[Stored data]
═══

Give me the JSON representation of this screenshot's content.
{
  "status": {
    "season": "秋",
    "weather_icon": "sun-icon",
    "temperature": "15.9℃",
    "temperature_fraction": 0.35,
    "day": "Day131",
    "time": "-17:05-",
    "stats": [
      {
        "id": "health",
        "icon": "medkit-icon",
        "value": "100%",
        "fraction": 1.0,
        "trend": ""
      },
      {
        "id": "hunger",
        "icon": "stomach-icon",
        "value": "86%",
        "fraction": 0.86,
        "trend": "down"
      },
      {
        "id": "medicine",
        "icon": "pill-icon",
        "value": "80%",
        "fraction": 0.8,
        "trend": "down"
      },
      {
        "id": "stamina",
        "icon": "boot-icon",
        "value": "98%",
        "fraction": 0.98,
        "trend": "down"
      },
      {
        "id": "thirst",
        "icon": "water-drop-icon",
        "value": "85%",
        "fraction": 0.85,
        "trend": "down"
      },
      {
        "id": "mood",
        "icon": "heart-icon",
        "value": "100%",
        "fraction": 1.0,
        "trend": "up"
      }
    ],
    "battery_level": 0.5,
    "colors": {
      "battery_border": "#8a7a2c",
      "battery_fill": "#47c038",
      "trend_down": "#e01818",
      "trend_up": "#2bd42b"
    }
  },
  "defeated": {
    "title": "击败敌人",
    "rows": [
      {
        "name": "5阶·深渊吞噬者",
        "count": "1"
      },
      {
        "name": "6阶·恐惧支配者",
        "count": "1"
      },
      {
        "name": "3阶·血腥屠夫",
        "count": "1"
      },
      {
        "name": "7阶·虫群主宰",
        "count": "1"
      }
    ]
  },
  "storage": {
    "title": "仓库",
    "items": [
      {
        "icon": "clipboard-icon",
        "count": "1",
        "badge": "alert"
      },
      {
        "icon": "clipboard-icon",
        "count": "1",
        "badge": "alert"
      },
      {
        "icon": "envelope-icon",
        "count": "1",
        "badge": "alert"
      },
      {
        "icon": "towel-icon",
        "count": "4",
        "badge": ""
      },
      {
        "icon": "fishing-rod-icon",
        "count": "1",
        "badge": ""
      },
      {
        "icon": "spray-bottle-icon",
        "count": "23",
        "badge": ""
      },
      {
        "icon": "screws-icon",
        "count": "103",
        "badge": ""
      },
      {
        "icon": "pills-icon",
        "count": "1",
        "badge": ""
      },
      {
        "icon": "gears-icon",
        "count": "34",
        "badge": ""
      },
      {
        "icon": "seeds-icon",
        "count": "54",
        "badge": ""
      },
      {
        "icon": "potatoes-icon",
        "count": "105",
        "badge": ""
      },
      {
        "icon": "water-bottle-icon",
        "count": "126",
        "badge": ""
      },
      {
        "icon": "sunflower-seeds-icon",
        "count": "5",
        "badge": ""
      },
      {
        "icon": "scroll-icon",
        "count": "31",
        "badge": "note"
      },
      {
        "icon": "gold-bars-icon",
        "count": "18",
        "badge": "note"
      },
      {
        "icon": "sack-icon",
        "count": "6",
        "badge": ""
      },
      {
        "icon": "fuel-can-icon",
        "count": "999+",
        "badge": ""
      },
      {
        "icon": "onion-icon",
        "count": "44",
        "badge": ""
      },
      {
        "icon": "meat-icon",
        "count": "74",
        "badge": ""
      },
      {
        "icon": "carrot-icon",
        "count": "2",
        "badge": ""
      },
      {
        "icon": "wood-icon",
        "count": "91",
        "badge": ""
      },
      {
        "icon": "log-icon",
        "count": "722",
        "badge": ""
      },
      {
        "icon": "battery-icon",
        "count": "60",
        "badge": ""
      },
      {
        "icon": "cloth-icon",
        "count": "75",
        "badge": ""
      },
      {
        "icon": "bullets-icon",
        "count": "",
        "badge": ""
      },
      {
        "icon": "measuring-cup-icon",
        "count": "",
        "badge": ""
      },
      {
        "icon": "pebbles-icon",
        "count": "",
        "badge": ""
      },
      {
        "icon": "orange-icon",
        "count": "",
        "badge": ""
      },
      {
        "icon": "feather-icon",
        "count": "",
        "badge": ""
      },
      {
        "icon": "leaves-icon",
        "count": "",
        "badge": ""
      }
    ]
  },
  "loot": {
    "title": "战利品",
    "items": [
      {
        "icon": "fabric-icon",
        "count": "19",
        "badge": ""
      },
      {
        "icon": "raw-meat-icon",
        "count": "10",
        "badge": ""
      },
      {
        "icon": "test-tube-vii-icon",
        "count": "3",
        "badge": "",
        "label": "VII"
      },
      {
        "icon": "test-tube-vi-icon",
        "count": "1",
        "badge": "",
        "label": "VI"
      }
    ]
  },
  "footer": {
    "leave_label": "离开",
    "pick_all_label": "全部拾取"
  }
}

═══

What is required »
Using the listing above, retype each line exactly.

Result of this exercise »
Give me the JSON representation of this screenshot's content.
{
  "status": {
    "season": "秋",
    "weather_icon": "sun-icon",
    "temperature": "15.9℃",
    "temperature_fraction": 0.35,
    "day": "Day131",
    "time": "-17:05-",
    "stats": [
      {
        "id": "health",
        "icon": "medkit-icon",
        "value": "100%",
        "fraction": 1.0,
        "trend": ""
      },
      {
        "id": "hunger",
        "icon": "stomach-icon",
        "value": "86%",
        "fraction": 0.86,
        "trend": "down"
      },
      {
        "id": "medicine",
        "icon": "pill-icon",
        "value": "80%",
        "fraction": 0.8,
        "trend": "down"
      },
      {
        "id": "stamina",
        "icon": "boot-icon",
        "value": "98%",
        "fraction": 0.98,
        "trend": "down"
      },
      {
        "id": "thirst",
        "icon": "water-drop-icon",
        "value": "85%",
        "fraction": 0.85,
        "trend": "down"
      },
      {
        "id": "mood",
        "icon": "heart-icon",
        "value": "100%",
        "fraction": 1.0,
        "trend": "up"
      }
    ],
    "battery_level": 0.5,
    "colors": {
      "battery_border": "#8a7a2c",
      "battery_fill": "#47c038",
      "trend_down": "#e01818",
      "trend_up": "#2bd42b"
    }
  },
  "defeated": {
    "title": "击败敌人",
    "rows": [
      {
        "name": "5阶·深渊吞噬者",
        "count": "1"
      },
      {
        "name": "6阶·恐惧支配者",
        "count": "1"
      },
      {
        "name": "3阶·血腥屠夫",
        "count": "1"
      },
      {
        "name": "7阶·虫群主宰",
        "count": "1"
      }
    ]
  },
  "storage": {
    "title": "仓库",
    "items": [
      {
        "icon": "clipboard-icon",
        "count": "1",
        "badge": "alert"
      },
      {
        "icon": "clipboard-icon",
        "count": "1",
        "badge": "alert"
      },
      {
        "icon": "envelope-icon",
        "count": "1",
        "badge": "alert"
      },
      {
        "icon": "towel-icon",
        "count": "4",
        "badge": ""
      },
      {
        "icon": "fishing-rod-icon",
        "count": "1",
        "badge": ""
      },
      {
        "icon": "spray-bottle-icon",
        "count": "23",
        "badge": ""
      },
      {
        "icon": "screws-icon",
        "count": "103",
        "badge": ""
      },
      {
        "icon": "pills-icon",
        "count": "1",
        "badge": ""
      },
      {
        "icon": "gears-icon",
        "count": "34",
        "badge": ""
      },
      {
        "icon": "seeds-icon",
        "count": "54",
        "badge": ""
      },
      {
        "icon": "potatoes-icon",
        "count": "105",
        "badge": ""
      },
      {
        "icon": "water-bottle-icon",
        "count": "126",
        "badge": ""
      },
      {
        "icon": "sunflower-seeds-icon",
        "count": "5",
        "badge": ""
      },
      {
        "icon": "scroll-icon",
        "count": "31",
        "badge": "note"
      },
      {
        "icon": "gold-bars-icon",
        "count": "18",
        "badge": "note"
      },
      {
        "icon": "sack-icon",
        "count": "6",
        "badge": ""
      },
      {
        "icon": "fuel-can-icon",
        "count": "999+",
        "badge": ""
      },
      {
        "icon": "onion-icon",
        "count": "44",
        "badge": ""
      },
      {
        "icon": "meat-icon",
        "count": "74",
        "badge": ""
      },
      {
        "icon": "carrot-icon",
        "count": "2",
        "badge": ""
      },
      {
        "icon": "wood-icon",
        "count": "91",
        "badge": ""
      },
      {
        "icon": "log-icon",
        "count": "722",
        "badge": ""
      },
      {
        "icon": "battery-icon",
        "count": "60",
        "badge": ""
      },
      {
        "icon": "cloth-icon",
        "count": "75",
        "badge": ""
      },
      {
        "icon": "bullets-icon",
        "count": "",
        "badge": ""
      },
      {
        "icon": "measuring-cup-icon",
        "count": "",
        "badge": ""
      },
      {
        "icon": "pebbles-icon",
        "count": "",
        "badge": ""
      },
      {
        "icon": "orange-icon",
        "count": "",
        "badge": ""
      },
      {
        "icon": "feather-icon",
        "count": "",
        "badge": ""
      },
      {
        "icon": "leaves-icon",
        "count": "",
        "badge": ""
      }
    ]
  },
  "loot": {
    "title": "战利品",
    "items": [
      {
        "icon": "fabric-icon",
        "count": "19",
        "badge": ""
      },
      {
        "icon": "raw-meat-icon",
        "count": "10",
        "badge": ""
      },
      {
        "icon": "test-tube-vii-icon",
        "count": "3",
        "badge": "",
        "label": "VII"
      },
      {
        "icon": "test-tube-vi-icon",
        "count": "1",
        "badge": "",
        "label": "VI"
      }
    ]
  },
  "footer": {
    "leave_label": "离开",
    "pick_all_label": "全部拾取"
  }
}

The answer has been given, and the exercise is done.